■ **WHAT YOU HAVE TO DO**:
Select each line where the word "OPEN" appears.
=-=-=
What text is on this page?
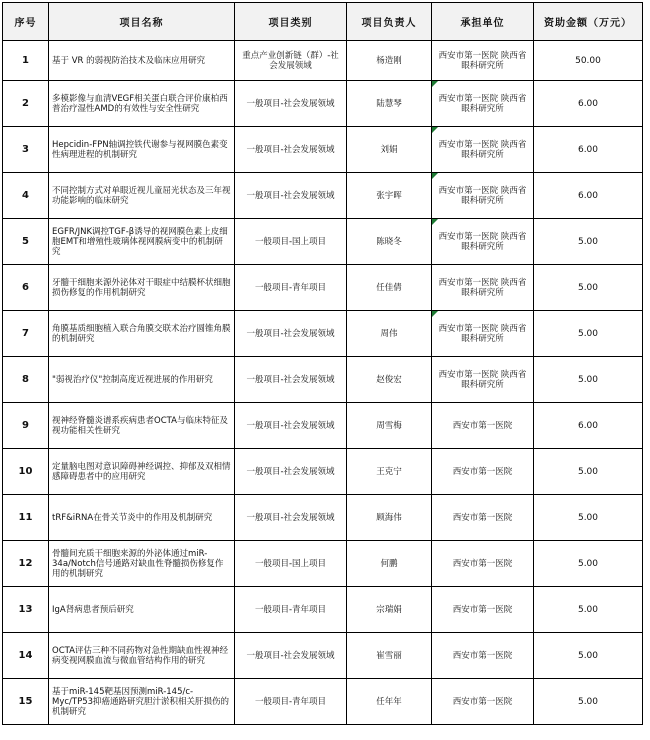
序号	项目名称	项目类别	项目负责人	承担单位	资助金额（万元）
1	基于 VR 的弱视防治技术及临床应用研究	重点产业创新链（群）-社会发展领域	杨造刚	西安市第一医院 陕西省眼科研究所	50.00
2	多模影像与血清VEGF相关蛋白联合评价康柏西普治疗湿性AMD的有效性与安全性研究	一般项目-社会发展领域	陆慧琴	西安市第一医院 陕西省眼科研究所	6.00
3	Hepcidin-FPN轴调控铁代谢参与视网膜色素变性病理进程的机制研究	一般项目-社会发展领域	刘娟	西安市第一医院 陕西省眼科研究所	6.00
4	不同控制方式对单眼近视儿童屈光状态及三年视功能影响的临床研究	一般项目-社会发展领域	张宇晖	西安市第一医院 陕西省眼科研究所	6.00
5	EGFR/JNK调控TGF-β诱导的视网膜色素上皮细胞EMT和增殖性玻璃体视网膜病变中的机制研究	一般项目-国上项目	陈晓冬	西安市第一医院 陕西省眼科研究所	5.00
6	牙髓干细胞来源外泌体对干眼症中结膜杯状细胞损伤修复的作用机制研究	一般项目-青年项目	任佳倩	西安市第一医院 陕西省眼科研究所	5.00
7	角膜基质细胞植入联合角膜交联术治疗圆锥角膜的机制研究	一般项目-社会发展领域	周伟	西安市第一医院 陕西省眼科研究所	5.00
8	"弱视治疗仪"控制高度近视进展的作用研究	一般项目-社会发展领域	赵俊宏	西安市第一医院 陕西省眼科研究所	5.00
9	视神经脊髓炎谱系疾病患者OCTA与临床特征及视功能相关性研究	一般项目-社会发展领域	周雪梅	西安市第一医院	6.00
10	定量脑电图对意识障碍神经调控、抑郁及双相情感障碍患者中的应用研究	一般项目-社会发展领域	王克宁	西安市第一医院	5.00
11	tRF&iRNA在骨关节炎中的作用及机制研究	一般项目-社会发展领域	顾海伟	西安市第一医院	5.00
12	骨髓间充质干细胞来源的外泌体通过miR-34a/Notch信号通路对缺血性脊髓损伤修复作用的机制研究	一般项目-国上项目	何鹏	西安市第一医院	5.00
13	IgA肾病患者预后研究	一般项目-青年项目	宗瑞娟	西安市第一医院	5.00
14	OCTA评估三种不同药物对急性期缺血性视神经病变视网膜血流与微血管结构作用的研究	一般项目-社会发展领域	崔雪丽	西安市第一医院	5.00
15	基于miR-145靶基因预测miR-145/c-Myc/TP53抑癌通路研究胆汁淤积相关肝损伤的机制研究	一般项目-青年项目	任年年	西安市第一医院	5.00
=-=-=
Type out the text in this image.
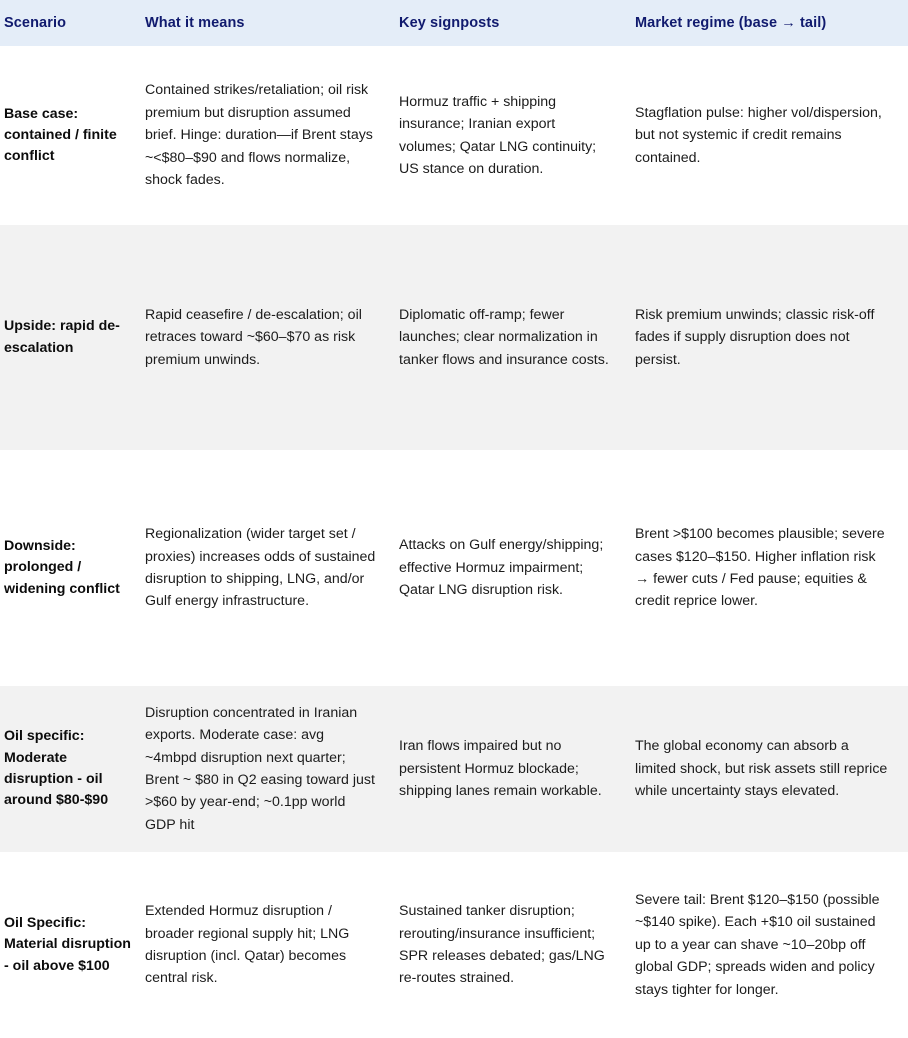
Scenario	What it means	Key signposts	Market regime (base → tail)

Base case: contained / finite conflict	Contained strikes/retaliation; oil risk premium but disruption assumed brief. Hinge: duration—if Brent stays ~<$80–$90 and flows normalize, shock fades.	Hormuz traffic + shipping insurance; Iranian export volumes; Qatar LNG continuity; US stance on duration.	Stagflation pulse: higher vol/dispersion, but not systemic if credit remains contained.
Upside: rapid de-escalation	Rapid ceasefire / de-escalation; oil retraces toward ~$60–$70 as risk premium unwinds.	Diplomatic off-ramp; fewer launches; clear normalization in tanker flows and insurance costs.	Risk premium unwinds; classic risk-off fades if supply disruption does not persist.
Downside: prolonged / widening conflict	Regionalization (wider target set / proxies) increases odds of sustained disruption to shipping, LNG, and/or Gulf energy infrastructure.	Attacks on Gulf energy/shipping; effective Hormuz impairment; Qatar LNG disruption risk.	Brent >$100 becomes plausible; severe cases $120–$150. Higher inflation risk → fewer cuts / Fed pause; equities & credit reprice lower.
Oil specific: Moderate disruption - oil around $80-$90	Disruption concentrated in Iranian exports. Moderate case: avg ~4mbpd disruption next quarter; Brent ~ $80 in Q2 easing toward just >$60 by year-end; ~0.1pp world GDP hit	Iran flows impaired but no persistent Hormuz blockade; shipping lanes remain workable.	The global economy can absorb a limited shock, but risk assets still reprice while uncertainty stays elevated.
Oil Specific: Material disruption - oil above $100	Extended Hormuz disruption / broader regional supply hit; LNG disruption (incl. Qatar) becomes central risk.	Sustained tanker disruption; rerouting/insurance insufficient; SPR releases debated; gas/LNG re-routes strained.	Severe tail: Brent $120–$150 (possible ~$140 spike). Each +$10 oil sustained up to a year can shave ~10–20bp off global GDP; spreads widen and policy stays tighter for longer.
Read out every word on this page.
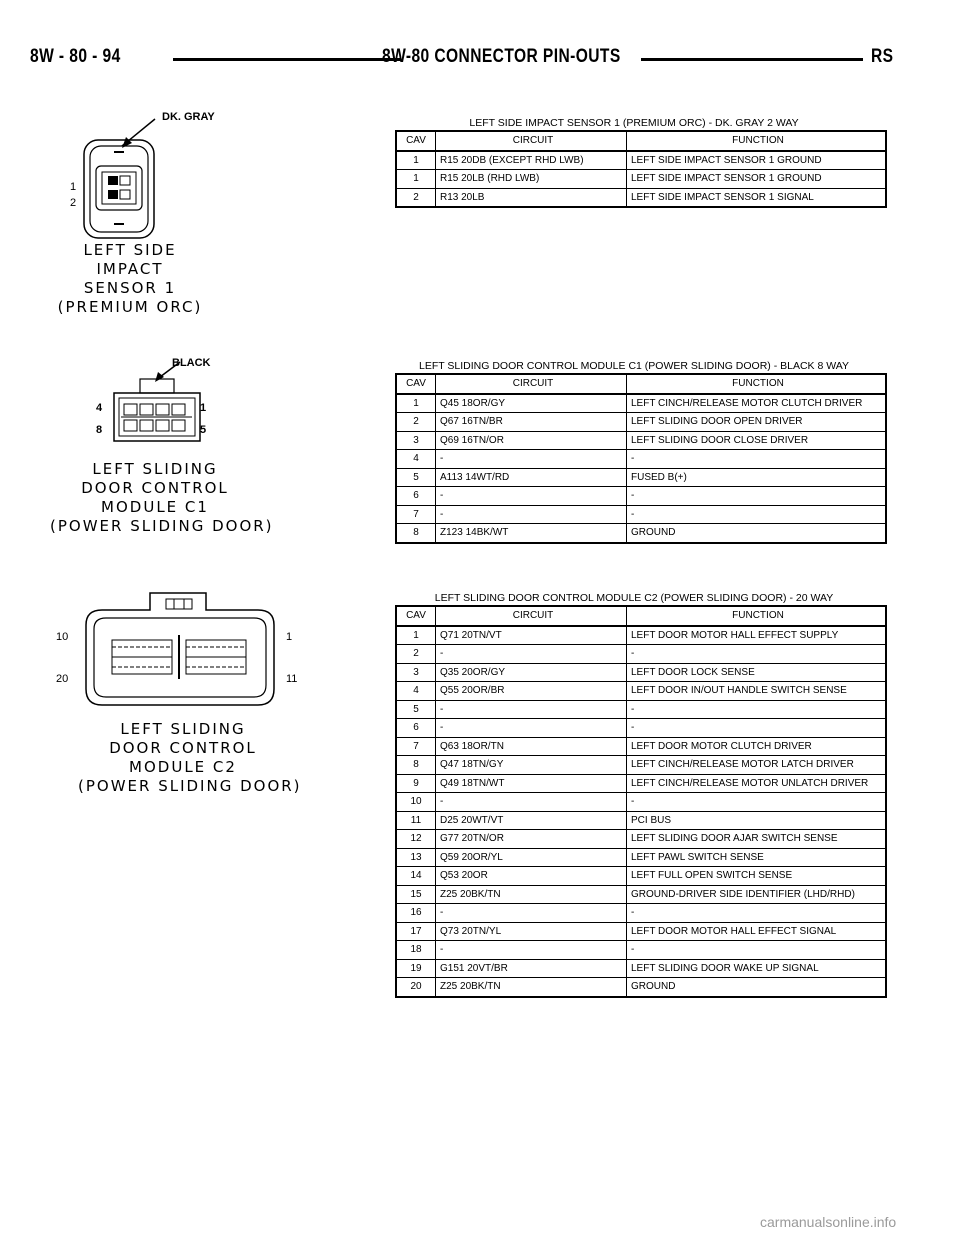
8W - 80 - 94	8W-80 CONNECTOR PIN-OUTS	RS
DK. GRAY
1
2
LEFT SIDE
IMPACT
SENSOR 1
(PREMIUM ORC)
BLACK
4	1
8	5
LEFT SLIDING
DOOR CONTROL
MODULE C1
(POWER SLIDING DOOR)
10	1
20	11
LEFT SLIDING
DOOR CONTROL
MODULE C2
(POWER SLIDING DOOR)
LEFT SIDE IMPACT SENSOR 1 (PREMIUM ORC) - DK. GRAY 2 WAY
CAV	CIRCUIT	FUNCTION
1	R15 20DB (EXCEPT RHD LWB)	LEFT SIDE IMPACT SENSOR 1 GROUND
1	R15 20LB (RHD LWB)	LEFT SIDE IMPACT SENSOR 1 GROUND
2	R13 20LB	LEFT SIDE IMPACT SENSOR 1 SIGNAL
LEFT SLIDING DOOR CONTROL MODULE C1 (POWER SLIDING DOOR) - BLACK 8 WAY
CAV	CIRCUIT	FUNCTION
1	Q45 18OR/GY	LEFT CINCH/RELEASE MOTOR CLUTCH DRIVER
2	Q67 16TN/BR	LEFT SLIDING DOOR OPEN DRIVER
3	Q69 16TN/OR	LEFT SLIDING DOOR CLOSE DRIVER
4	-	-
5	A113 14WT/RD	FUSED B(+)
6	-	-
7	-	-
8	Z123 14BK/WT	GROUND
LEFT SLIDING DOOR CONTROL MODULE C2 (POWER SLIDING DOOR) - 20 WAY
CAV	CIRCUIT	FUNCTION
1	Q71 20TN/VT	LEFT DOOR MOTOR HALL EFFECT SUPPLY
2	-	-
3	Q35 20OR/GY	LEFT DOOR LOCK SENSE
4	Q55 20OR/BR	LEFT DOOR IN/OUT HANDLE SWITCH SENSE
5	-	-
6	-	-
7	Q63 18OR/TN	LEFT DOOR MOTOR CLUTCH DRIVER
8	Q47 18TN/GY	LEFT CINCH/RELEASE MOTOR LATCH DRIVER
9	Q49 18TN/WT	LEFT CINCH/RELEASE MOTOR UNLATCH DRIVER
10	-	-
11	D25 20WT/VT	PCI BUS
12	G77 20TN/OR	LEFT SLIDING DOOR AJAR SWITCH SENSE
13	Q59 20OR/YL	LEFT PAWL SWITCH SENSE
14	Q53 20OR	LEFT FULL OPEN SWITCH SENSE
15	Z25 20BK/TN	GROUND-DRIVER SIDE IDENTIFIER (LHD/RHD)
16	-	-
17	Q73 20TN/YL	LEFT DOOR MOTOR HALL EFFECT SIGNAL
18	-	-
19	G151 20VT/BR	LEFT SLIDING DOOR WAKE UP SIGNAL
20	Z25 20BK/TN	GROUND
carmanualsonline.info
=-=-=
■ **OUTPUT**:
2	Q67 16TN/BR	LEFT SLIDING DOOR OPEN DRIVER
14	Q53 20OR	LEFT FULL OPEN SWITCH SENSE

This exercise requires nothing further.